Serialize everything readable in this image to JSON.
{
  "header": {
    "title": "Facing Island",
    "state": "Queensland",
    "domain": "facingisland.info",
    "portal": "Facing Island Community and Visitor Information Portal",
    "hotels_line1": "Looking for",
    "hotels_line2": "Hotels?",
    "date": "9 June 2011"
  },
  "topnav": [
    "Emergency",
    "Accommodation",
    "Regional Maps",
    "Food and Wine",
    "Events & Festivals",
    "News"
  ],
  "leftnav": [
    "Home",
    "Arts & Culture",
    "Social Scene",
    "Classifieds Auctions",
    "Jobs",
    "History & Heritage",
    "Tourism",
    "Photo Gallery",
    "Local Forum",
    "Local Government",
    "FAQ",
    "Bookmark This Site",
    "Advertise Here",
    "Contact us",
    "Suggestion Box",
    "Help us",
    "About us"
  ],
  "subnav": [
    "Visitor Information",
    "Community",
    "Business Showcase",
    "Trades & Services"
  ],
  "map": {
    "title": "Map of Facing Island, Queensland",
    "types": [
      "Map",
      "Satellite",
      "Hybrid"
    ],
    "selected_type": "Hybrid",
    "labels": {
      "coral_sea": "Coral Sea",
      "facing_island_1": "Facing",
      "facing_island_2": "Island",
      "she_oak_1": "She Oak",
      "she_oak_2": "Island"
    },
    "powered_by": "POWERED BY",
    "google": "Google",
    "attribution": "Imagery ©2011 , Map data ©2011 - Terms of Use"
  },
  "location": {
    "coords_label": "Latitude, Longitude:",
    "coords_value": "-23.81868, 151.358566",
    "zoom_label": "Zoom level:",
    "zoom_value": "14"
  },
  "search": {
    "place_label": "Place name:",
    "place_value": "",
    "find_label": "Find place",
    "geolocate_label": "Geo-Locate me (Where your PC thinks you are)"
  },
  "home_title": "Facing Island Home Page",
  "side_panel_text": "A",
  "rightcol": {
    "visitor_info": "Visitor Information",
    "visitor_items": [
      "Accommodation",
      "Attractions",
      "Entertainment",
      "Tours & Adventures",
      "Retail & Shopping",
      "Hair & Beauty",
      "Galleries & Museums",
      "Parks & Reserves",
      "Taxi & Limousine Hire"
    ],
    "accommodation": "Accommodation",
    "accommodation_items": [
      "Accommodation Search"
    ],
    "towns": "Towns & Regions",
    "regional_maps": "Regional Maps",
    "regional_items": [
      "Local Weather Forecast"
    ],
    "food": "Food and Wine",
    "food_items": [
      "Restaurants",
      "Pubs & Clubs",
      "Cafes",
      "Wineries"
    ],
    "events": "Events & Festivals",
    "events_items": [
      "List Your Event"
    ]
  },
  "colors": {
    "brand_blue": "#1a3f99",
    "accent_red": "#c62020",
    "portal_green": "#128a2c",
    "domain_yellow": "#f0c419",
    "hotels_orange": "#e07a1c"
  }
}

---

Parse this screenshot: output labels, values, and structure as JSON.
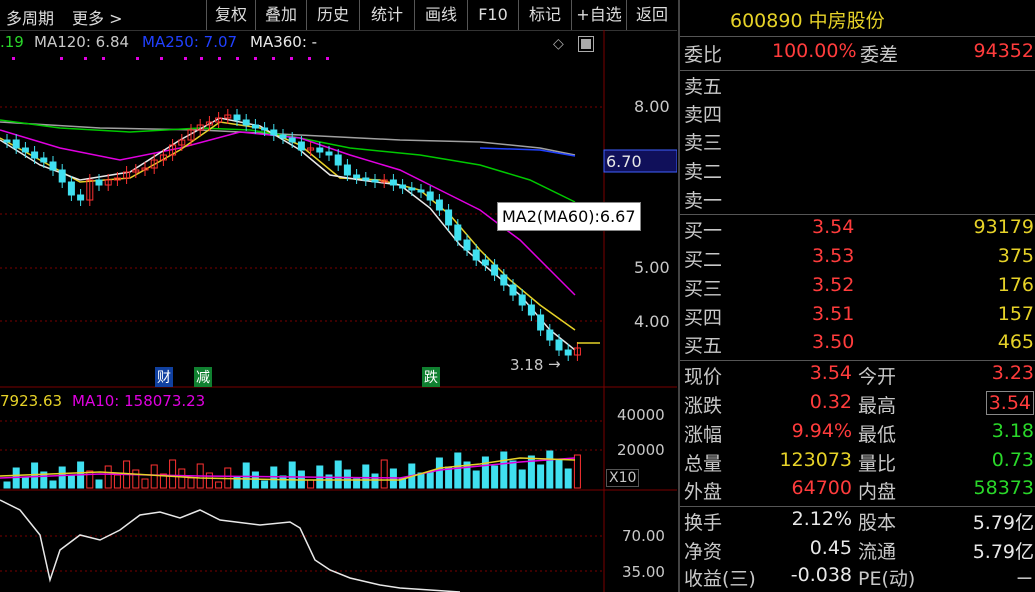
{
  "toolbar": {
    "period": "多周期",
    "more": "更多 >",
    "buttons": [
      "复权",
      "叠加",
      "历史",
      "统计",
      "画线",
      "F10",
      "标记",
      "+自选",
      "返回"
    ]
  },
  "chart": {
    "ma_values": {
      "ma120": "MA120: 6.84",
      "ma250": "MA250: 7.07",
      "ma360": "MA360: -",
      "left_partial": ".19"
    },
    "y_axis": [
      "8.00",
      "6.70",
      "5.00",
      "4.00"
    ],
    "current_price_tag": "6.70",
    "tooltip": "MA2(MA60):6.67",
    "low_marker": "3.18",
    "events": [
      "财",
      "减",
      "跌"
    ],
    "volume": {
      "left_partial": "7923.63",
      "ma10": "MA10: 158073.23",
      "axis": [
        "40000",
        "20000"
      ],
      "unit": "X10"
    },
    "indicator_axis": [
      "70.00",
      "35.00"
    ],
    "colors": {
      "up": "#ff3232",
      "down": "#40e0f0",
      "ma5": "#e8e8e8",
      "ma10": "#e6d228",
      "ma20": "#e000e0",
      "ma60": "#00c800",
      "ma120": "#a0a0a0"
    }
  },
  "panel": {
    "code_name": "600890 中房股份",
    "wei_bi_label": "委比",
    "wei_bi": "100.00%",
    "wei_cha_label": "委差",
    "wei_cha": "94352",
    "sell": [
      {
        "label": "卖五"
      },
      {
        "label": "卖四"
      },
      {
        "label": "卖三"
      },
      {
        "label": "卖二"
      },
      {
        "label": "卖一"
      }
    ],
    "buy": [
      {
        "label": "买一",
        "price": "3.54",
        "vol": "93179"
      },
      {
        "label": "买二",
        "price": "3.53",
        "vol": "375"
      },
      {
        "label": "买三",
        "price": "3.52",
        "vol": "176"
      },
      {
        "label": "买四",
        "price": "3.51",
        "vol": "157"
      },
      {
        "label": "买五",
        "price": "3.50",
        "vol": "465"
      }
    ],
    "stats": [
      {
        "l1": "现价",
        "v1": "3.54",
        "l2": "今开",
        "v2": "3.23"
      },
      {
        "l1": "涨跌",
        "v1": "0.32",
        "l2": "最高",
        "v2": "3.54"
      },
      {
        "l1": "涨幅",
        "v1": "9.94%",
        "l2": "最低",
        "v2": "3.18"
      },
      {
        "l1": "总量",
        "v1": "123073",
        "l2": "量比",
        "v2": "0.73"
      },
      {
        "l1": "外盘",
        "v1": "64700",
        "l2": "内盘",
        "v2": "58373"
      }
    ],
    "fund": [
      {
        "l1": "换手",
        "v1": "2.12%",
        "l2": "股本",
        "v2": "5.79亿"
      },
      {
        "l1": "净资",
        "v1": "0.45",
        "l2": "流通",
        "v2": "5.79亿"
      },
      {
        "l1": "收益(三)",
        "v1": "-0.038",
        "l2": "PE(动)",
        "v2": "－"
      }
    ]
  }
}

* * *

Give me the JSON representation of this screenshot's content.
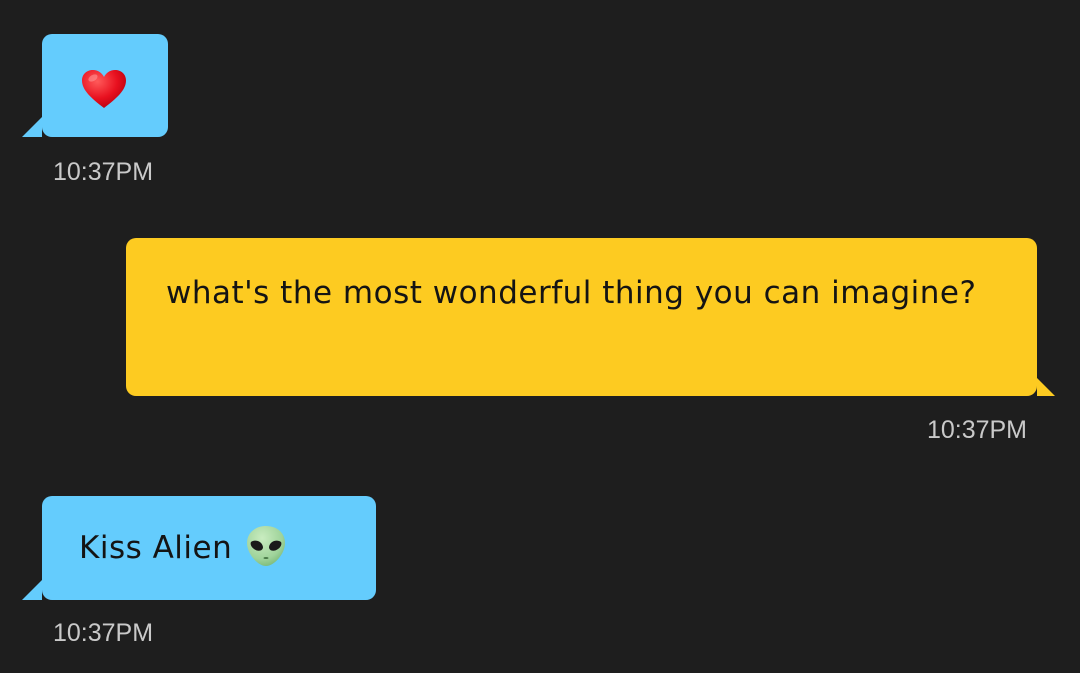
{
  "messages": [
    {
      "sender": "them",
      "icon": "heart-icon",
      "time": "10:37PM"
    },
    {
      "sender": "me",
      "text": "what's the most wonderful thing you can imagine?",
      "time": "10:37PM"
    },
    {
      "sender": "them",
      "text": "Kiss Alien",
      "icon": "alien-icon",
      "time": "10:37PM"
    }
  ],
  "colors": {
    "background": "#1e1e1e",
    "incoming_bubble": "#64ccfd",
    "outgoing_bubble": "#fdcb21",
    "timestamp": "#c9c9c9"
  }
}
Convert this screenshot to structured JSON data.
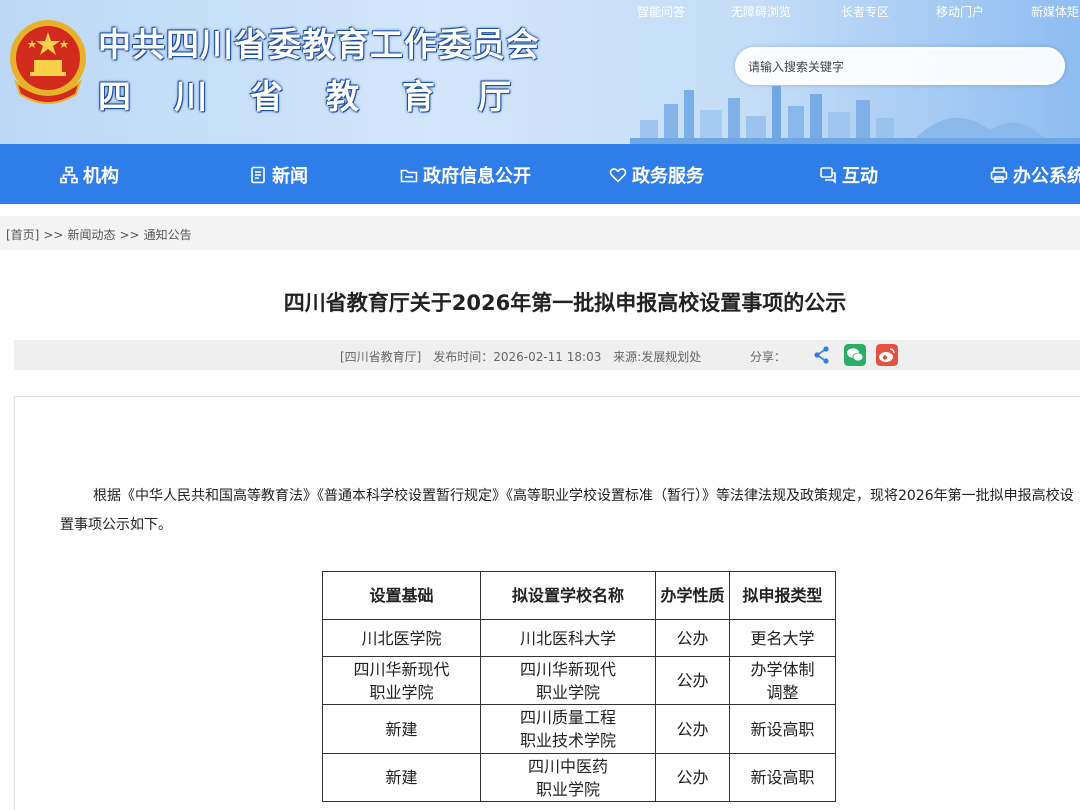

- **Task directions**: Write down exactly what the lines above say, from the line holding "Give me the" through the line holding "Convert this screenshot", and nothing more. Do not copy the pictures.

- **Exercise answer**:
Give me the JSON representation of this screenshot's content.
{
  "messages": [
    {
      "sender": "them",
      "icon": "heart-icon",
      "time": "10:37PM"
    },
    {
      "sender": "me",
      "text": "what's the most wonderful thing you can imagine?",
      "time": "10:37PM"
    },
    {
      "sender": "them",
      "text": "Kiss Alien",
      "icon": "alien-icon",
      "time": "10:37PM"
    }
  ],
  "colors": {
    "background": "#1e1e1e",
    "incoming_bubble": "#64ccfd",
    "outgoing_bubble": "#fdcb21",
    "timestamp": "#c9c9c9"
  }
}
Convert this screenshot to structured JSON data.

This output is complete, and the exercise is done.